## Your objective
Copy out all of the material, matching it word for word.

## Dataset records
** start **

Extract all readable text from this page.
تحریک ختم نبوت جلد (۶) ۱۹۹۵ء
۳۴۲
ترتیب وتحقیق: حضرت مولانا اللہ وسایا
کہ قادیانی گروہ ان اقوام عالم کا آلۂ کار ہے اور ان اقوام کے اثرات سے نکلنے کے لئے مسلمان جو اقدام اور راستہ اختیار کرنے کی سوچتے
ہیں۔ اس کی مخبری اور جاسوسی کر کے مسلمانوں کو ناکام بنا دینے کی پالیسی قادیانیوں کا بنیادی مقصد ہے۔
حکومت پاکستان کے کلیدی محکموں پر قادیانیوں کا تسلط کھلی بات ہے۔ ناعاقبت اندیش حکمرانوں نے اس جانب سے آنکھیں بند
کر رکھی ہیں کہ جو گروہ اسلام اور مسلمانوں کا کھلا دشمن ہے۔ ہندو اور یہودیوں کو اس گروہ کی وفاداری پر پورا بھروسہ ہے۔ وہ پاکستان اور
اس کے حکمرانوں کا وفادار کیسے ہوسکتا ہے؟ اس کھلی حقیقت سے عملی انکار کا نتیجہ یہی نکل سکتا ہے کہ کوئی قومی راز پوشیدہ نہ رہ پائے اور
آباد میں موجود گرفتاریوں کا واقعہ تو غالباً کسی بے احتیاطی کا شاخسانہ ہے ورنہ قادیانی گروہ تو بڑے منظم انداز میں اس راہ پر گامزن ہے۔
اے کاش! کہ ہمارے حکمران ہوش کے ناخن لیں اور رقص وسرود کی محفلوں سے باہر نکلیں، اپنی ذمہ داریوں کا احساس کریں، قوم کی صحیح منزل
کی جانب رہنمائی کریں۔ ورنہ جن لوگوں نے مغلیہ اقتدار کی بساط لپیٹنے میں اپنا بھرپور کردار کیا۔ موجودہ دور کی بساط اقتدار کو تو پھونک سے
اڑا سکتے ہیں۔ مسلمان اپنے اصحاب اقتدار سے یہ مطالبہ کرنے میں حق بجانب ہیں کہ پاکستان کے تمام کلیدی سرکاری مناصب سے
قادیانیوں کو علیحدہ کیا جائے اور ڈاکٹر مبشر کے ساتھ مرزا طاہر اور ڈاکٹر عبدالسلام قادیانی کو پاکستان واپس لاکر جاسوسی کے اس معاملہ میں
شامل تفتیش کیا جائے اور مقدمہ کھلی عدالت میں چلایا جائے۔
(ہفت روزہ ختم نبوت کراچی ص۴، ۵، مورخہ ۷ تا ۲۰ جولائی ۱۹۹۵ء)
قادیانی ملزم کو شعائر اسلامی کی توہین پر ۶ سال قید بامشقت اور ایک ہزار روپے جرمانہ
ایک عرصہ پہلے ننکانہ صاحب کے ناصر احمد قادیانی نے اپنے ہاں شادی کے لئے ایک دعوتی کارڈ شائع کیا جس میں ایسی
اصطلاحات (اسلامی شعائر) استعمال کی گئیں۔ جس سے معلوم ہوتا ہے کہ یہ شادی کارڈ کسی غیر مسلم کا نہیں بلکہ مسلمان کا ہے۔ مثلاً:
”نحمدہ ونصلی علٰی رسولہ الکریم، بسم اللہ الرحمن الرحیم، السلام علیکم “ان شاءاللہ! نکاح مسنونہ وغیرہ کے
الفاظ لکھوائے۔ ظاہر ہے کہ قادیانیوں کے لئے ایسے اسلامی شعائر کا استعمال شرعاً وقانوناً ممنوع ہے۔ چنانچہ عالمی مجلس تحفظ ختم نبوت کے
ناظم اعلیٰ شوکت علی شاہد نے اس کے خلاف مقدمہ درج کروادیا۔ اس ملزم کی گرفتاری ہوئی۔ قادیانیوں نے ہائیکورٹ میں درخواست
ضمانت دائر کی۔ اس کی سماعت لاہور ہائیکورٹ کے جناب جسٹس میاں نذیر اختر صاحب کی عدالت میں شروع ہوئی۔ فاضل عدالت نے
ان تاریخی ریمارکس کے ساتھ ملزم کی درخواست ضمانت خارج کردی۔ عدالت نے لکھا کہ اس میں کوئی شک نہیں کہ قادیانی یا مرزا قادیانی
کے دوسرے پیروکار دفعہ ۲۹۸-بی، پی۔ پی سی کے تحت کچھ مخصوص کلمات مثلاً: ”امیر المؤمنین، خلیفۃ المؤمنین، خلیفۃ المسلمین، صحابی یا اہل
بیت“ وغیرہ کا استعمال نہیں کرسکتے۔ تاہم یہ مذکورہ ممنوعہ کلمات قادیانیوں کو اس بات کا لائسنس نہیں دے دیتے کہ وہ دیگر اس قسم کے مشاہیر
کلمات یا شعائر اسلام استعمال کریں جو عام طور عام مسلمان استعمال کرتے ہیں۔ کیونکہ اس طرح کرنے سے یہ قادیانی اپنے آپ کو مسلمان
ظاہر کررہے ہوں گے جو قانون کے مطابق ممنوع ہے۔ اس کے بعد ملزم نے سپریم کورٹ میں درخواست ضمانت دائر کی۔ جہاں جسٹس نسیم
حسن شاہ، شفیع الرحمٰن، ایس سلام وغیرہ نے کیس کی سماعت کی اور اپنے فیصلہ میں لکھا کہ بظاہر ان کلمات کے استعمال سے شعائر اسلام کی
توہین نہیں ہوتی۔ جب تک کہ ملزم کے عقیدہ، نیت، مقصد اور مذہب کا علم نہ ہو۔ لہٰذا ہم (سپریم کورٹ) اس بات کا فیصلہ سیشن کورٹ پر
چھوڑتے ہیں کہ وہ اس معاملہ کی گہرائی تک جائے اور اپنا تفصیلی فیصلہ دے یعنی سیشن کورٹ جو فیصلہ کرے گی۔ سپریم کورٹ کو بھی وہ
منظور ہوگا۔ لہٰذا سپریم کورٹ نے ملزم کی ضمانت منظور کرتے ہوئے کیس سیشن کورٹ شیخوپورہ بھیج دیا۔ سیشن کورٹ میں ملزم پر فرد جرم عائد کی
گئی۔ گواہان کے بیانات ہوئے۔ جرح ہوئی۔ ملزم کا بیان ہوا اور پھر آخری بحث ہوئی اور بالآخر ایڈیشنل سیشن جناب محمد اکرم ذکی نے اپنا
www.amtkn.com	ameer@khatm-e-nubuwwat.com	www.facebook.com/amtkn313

** end **

## Written solution
Extract all readable text from this page.
تحریک ختم نبوت جلد (۶) ۱۹۹۵ء
۳۴۲
ترتیب وتحقیق: حضرت مولانا اللہ وسایا
کہ قادیانی گروہ ان اقوام عالم کا آلۂ کار ہے اور ان اقوام کے اثرات سے نکلنے کے لئے مسلمان جو اقدام اور راستہ اختیار کرنے کی سوچتے
ہیں۔ اس کی مخبری اور جاسوسی کر کے مسلمانوں کو ناکام بنا دینے کی پالیسی قادیانیوں کا بنیادی مقصد ہے۔
حکومت پاکستان کے کلیدی محکموں پر قادیانیوں کا تسلط کھلی بات ہے۔ ناعاقبت اندیش حکمرانوں نے اس جانب سے آنکھیں بند
کر رکھی ہیں کہ جو گروہ اسلام اور مسلمانوں کا کھلا دشمن ہے۔ ہندو اور یہودیوں کو اس گروہ کی وفاداری پر پورا بھروسہ ہے۔ وہ پاکستان اور
اس کے حکمرانوں کا وفادار کیسے ہوسکتا ہے؟ اس کھلی حقیقت سے عملی انکار کا نتیجہ یہی نکل سکتا ہے کہ کوئی قومی راز پوشیدہ نہ رہ پائے اور
آباد میں موجود گرفتاریوں کا واقعہ تو غالباً کسی بے احتیاطی کا شاخسانہ ہے ورنہ قادیانی گروہ تو بڑے منظم انداز میں اس راہ پر گامزن ہے۔
اے کاش! کہ ہمارے حکمران ہوش کے ناخن لیں اور رقص وسرود کی محفلوں سے باہر نکلیں، اپنی ذمہ داریوں کا احساس کریں، قوم کی صحیح منزل
کی جانب رہنمائی کریں۔ ورنہ جن لوگوں نے مغلیہ اقتدار کی بساط لپیٹنے میں اپنا بھرپور کردار کیا۔ موجودہ دور کی بساط اقتدار کو تو پھونک سے
اڑا سکتے ہیں۔ مسلمان اپنے اصحاب اقتدار سے یہ مطالبہ کرنے میں حق بجانب ہیں کہ پاکستان کے تمام کلیدی سرکاری مناصب سے
قادیانیوں کو علیحدہ کیا جائے اور ڈاکٹر مبشر کے ساتھ مرزا طاہر اور ڈاکٹر عبدالسلام قادیانی کو پاکستان واپس لاکر جاسوسی کے اس معاملہ میں
شامل تفتیش کیا جائے اور مقدمہ کھلی عدالت میں چلایا جائے۔
(ہفت روزہ ختم نبوت کراچی ص۴، ۵، مورخہ ۷ تا ۲۰ جولائی ۱۹۹۵ء)
قادیانی ملزم کو شعائر اسلامی کی توہین پر ۶ سال قید بامشقت اور ایک ہزار روپے جرمانہ
ایک عرصہ پہلے ننکانہ صاحب کے ناصر احمد قادیانی نے اپنے ہاں شادی کے لئے ایک دعوتی کارڈ شائع کیا جس میں ایسی
اصطلاحات (اسلامی شعائر) استعمال کی گئیں۔ جس سے معلوم ہوتا ہے کہ یہ شادی کارڈ کسی غیر مسلم کا نہیں بلکہ مسلمان کا ہے۔ مثلاً:
”نحمدہ ونصلی علٰی رسولہ الکریم، بسم اللہ الرحمن الرحیم، السلام علیکم “ان شاءاللہ! نکاح مسنونہ وغیرہ کے
الفاظ لکھوائے۔ ظاہر ہے کہ قادیانیوں کے لئے ایسے اسلامی شعائر کا استعمال شرعاً وقانوناً ممنوع ہے۔ چنانچہ عالمی مجلس تحفظ ختم نبوت کے
ناظم اعلیٰ شوکت علی شاہد نے اس کے خلاف مقدمہ درج کروادیا۔ اس ملزم کی گرفتاری ہوئی۔ قادیانیوں نے ہائیکورٹ میں درخواست
ضمانت دائر کی۔ اس کی سماعت لاہور ہائیکورٹ کے جناب جسٹس میاں نذیر اختر صاحب کی عدالت میں شروع ہوئی۔ فاضل عدالت نے
ان تاریخی ریمارکس کے ساتھ ملزم کی درخواست ضمانت خارج کردی۔ عدالت نے لکھا کہ اس میں کوئی شک نہیں کہ قادیانی یا مرزا قادیانی
کے دوسرے پیروکار دفعہ ۲۹۸-بی، پی۔ پی سی کے تحت کچھ مخصوص کلمات مثلاً: ”امیر المؤمنین، خلیفۃ المؤمنین، خلیفۃ المسلمین، صحابی یا اہل
بیت“ وغیرہ کا استعمال نہیں کرسکتے۔ تاہم یہ مذکورہ ممنوعہ کلمات قادیانیوں کو اس بات کا لائسنس نہیں دے دیتے کہ وہ دیگر اس قسم کے مشاہیر
کلمات یا شعائر اسلام استعمال کریں جو عام طور عام مسلمان استعمال کرتے ہیں۔ کیونکہ اس طرح کرنے سے یہ قادیانی اپنے آپ کو مسلمان
ظاہر کررہے ہوں گے جو قانون کے مطابق ممنوع ہے۔ اس کے بعد ملزم نے سپریم کورٹ میں درخواست ضمانت دائر کی۔ جہاں جسٹس نسیم
حسن شاہ، شفیع الرحمٰن، ایس سلام وغیرہ نے کیس کی سماعت کی اور اپنے فیصلہ میں لکھا کہ بظاہر ان کلمات کے استعمال سے شعائر اسلام کی
توہین نہیں ہوتی۔ جب تک کہ ملزم کے عقیدہ، نیت، مقصد اور مذہب کا علم نہ ہو۔ لہٰذا ہم (سپریم کورٹ) اس بات کا فیصلہ سیشن کورٹ پر
چھوڑتے ہیں کہ وہ اس معاملہ کی گہرائی تک جائے اور اپنا تفصیلی فیصلہ دے یعنی سیشن کورٹ جو فیصلہ کرے گی۔ سپریم کورٹ کو بھی وہ
منظور ہوگا۔ لہٰذا سپریم کورٹ نے ملزم کی ضمانت منظور کرتے ہوئے کیس سیشن کورٹ شیخوپورہ بھیج دیا۔ سیشن کورٹ میں ملزم پر فرد جرم عائد کی
گئی۔ گواہان کے بیانات ہوئے۔ جرح ہوئی۔ ملزم کا بیان ہوا اور پھر آخری بحث ہوئی اور بالآخر ایڈیشنل سیشن جناب محمد اکرم ذکی نے اپنا
www.amtkn.com	ameer@khatm-e-nubuwwat.com	www.facebook.com/amtkn313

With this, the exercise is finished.